* EXERCISE DESCRIPTION *
Look for the string "Predicted" in every line, and copy each line that has it.

* DATA SHOWN *
┌──

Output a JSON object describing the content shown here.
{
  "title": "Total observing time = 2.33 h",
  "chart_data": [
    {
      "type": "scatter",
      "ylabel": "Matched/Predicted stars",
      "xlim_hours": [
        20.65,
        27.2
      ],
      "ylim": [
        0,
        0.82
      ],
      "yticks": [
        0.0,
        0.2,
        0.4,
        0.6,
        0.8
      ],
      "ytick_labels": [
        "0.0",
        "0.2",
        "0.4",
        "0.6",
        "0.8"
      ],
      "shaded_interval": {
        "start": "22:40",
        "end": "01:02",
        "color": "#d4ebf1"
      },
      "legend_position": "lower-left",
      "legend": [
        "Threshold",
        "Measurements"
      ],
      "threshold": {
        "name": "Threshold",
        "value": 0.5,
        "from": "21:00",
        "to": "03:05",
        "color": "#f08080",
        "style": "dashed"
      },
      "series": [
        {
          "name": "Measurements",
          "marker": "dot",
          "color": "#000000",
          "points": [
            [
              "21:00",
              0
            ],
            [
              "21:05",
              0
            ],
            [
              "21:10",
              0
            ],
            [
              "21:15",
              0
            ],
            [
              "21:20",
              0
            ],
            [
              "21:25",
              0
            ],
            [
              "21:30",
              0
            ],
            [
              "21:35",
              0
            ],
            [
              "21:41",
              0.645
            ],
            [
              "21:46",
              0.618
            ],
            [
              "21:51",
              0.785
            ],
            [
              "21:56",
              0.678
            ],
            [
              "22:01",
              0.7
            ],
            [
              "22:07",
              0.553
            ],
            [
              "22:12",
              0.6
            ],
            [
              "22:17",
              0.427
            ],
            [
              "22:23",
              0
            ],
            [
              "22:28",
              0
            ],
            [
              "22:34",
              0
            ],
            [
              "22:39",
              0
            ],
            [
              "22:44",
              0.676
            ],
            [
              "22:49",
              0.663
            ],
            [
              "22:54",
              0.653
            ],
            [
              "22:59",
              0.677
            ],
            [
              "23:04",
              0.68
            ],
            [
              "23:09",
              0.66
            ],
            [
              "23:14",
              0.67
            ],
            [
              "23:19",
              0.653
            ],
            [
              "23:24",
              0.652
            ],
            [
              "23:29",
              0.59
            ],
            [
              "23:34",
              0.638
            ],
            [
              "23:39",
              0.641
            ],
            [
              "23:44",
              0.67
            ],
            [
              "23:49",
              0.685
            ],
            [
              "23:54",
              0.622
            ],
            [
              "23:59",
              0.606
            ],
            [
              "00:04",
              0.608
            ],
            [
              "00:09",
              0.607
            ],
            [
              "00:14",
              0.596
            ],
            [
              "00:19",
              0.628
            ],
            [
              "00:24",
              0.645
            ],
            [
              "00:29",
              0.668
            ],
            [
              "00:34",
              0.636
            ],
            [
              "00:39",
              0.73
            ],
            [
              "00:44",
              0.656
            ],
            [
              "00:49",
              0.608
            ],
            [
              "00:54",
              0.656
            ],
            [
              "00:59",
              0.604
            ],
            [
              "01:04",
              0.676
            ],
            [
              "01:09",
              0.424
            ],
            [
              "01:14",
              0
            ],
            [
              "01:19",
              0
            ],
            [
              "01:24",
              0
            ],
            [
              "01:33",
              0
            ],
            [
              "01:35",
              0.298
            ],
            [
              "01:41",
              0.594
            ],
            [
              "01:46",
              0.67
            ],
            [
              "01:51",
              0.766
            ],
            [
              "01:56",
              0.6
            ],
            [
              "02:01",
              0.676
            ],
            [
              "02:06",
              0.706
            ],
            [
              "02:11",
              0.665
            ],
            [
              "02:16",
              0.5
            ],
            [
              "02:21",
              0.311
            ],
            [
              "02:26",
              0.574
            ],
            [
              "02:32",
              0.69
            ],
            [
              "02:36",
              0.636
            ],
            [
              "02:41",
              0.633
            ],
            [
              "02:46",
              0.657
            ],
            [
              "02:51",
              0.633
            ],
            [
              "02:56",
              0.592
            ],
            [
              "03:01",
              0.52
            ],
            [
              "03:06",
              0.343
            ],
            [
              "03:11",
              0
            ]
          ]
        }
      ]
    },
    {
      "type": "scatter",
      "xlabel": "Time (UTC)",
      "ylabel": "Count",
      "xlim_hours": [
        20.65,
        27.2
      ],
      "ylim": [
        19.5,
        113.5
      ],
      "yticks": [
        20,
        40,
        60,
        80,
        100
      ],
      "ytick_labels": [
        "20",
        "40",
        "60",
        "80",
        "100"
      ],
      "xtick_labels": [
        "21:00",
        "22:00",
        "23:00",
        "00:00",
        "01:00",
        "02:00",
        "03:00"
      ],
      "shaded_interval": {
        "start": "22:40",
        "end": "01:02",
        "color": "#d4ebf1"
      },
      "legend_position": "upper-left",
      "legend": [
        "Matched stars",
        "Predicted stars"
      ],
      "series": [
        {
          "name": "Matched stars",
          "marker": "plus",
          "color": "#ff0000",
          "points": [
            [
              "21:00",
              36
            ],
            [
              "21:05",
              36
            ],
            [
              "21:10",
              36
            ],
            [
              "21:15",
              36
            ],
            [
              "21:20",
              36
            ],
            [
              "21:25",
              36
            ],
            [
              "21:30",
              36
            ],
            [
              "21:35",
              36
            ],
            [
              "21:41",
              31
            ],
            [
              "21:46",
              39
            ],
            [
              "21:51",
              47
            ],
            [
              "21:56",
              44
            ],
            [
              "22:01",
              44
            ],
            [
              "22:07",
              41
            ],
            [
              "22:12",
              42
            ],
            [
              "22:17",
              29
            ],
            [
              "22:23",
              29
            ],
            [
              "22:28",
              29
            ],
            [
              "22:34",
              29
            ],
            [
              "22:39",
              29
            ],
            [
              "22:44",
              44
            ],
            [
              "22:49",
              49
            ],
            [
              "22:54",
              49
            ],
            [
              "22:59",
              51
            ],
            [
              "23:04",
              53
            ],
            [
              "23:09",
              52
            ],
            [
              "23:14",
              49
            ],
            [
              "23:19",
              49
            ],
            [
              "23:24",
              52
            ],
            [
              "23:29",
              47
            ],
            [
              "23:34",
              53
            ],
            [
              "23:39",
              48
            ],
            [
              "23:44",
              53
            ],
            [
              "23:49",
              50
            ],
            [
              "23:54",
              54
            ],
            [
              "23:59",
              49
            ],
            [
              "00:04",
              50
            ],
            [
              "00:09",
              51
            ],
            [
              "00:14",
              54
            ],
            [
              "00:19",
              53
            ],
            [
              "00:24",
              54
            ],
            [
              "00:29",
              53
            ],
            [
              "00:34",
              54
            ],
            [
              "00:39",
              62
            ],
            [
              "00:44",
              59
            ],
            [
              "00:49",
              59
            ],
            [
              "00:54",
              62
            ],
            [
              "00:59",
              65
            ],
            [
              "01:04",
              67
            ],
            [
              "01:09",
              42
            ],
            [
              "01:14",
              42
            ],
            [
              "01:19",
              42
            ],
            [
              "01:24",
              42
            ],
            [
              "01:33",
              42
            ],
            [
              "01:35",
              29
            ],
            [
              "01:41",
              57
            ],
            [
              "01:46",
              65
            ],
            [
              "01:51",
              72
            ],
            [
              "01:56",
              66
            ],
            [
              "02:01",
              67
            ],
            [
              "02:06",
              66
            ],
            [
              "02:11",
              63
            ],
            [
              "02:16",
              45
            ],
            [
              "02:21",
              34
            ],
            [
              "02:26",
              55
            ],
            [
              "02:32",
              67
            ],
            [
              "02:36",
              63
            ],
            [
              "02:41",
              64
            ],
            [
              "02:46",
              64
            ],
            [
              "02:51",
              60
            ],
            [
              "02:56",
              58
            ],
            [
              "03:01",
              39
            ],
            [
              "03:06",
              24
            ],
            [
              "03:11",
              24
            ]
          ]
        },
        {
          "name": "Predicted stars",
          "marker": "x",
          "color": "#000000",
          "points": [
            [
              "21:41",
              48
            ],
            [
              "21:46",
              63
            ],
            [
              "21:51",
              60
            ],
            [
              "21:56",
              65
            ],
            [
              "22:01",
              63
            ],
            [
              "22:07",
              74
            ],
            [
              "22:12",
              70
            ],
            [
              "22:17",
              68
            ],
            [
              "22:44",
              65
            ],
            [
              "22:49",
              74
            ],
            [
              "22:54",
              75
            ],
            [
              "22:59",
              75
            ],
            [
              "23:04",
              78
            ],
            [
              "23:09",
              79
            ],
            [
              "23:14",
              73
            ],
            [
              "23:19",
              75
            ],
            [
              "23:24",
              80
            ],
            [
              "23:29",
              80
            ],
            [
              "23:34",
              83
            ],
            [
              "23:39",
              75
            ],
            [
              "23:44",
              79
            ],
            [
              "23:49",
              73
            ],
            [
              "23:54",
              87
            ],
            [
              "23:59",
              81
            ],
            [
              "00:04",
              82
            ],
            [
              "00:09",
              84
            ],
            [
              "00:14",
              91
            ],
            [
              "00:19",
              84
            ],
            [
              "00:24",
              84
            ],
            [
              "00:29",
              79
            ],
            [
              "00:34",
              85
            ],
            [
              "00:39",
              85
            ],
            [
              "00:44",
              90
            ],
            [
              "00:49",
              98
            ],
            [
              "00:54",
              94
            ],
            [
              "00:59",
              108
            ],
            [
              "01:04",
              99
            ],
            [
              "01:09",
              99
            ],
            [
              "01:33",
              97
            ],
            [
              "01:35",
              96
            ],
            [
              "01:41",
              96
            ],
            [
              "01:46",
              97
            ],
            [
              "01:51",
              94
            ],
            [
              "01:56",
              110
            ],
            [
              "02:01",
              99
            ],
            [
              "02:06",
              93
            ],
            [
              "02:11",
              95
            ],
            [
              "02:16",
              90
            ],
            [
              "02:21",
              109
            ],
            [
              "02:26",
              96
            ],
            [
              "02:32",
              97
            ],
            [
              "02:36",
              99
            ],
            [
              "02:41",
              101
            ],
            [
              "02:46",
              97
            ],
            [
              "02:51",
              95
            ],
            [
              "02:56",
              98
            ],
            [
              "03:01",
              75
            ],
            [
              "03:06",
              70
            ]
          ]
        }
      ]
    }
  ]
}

└──

* WORKED SOLUTION *
      "ylabel": "Matched/Predicted stars",
        "Predicted stars"
          "name": "Predicted stars",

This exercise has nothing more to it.